Dataset records
** START **

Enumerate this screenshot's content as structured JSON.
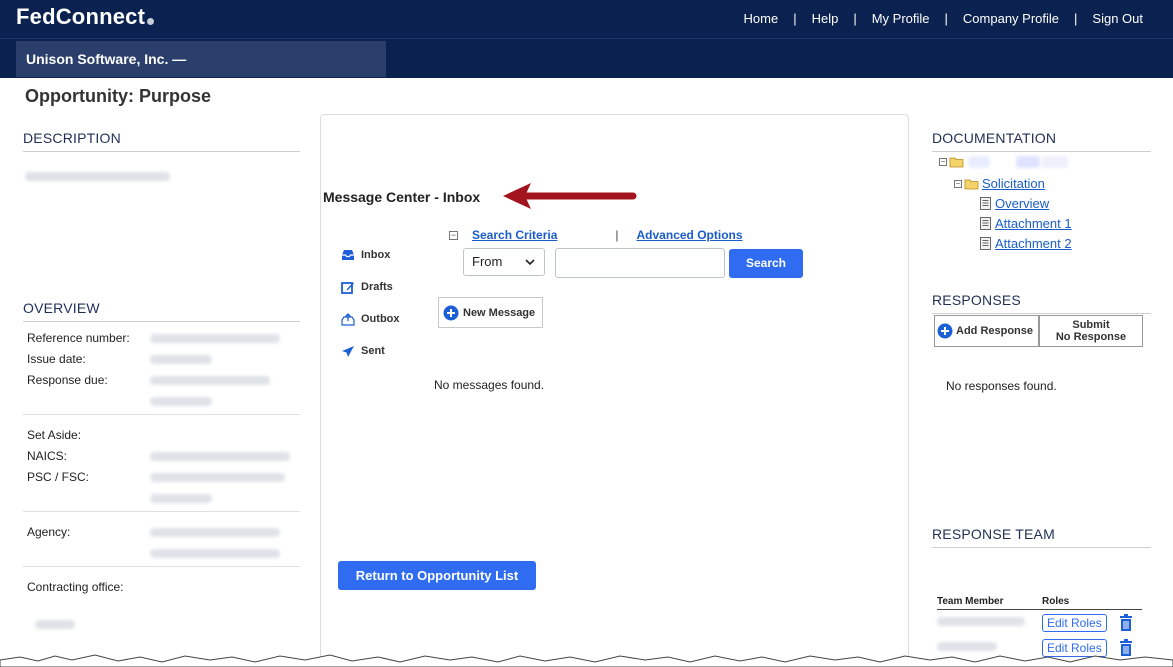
{
  "header": {
    "brand": "FedConnect",
    "nav": [
      "Home",
      "Help",
      "My Profile",
      "Company Profile",
      "Sign Out"
    ],
    "company": "Unison Software, Inc. —"
  },
  "page": {
    "title": "Opportunity: Purpose"
  },
  "left": {
    "description_heading": "DESCRIPTION",
    "overview_heading": "OVERVIEW",
    "overview_labels": {
      "reference_number": "Reference number:",
      "issue_date": "Issue date:",
      "response_due": "Response due:",
      "set_aside": "Set Aside:",
      "naics": "NAICS:",
      "psc_fsc": "PSC / FSC:",
      "agency": "Agency:",
      "contracting_office": "Contracting office:"
    }
  },
  "message_center": {
    "title": "Message Center - Inbox",
    "folders": [
      {
        "label": "Inbox",
        "icon": "inbox-icon"
      },
      {
        "label": "Drafts",
        "icon": "edit-icon"
      },
      {
        "label": "Outbox",
        "icon": "outbox-icon"
      },
      {
        "label": "Sent",
        "icon": "send-icon"
      }
    ],
    "search_criteria_link": "Search Criteria",
    "divider": "|",
    "advanced_options_link": "Advanced Options",
    "filter_selected": "From",
    "search_button": "Search",
    "new_message_button": "New Message",
    "empty_text": "No messages found.",
    "return_button": "Return to Opportunity List"
  },
  "right": {
    "documentation_heading": "DOCUMENTATION",
    "tree": {
      "folder": "Solicitation",
      "files": [
        "Overview",
        "Attachment 1",
        "Attachment 2"
      ]
    },
    "responses_heading": "RESPONSES",
    "add_response_button": "Add Response",
    "submit_no_response_line1": "Submit",
    "submit_no_response_line2": "No Response",
    "no_responses_text": "No responses found.",
    "team_heading": "RESPONSE TEAM",
    "team_columns": [
      "Team Member",
      "Roles"
    ],
    "edit_roles_label": "Edit Roles"
  },
  "colors": {
    "header_bg": "#0b2250",
    "accent_blue": "#2f6cf2",
    "arrow_red": "#a3141e"
  }
}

** END **

§ **STATED GOAL**:
Extract the text of all the records above verbatim, excluding pictures.

§ **REPLY**:
Enumerate this screenshot's content as structured JSON.
{
  "header": {
    "brand": "FedConnect",
    "nav": [
      "Home",
      "Help",
      "My Profile",
      "Company Profile",
      "Sign Out"
    ],
    "company": "Unison Software, Inc. —"
  },
  "page": {
    "title": "Opportunity: Purpose"
  },
  "left": {
    "description_heading": "DESCRIPTION",
    "overview_heading": "OVERVIEW",
    "overview_labels": {
      "reference_number": "Reference number:",
      "issue_date": "Issue date:",
      "response_due": "Response due:",
      "set_aside": "Set Aside:",
      "naics": "NAICS:",
      "psc_fsc": "PSC / FSC:",
      "agency": "Agency:",
      "contracting_office": "Contracting office:"
    }
  },
  "message_center": {
    "title": "Message Center - Inbox",
    "folders": [
      {
        "label": "Inbox",
        "icon": "inbox-icon"
      },
      {
        "label": "Drafts",
        "icon": "edit-icon"
      },
      {
        "label": "Outbox",
        "icon": "outbox-icon"
      },
      {
        "label": "Sent",
        "icon": "send-icon"
      }
    ],
    "search_criteria_link": "Search Criteria",
    "divider": "|",
    "advanced_options_link": "Advanced Options",
    "filter_selected": "From",
    "search_button": "Search",
    "new_message_button": "New Message",
    "empty_text": "No messages found.",
    "return_button": "Return to Opportunity List"
  },
  "right": {
    "documentation_heading": "DOCUMENTATION",
    "tree": {
      "folder": "Solicitation",
      "files": [
        "Overview",
        "Attachment 1",
        "Attachment 2"
      ]
    },
    "responses_heading": "RESPONSES",
    "add_response_button": "Add Response",
    "submit_no_response_line1": "Submit",
    "submit_no_response_line2": "No Response",
    "no_responses_text": "No responses found.",
    "team_heading": "RESPONSE TEAM",
    "team_columns": [
      "Team Member",
      "Roles"
    ],
    "edit_roles_label": "Edit Roles"
  },
  "colors": {
    "header_bg": "#0b2250",
    "accent_blue": "#2f6cf2",
    "arrow_red": "#a3141e"
  }
}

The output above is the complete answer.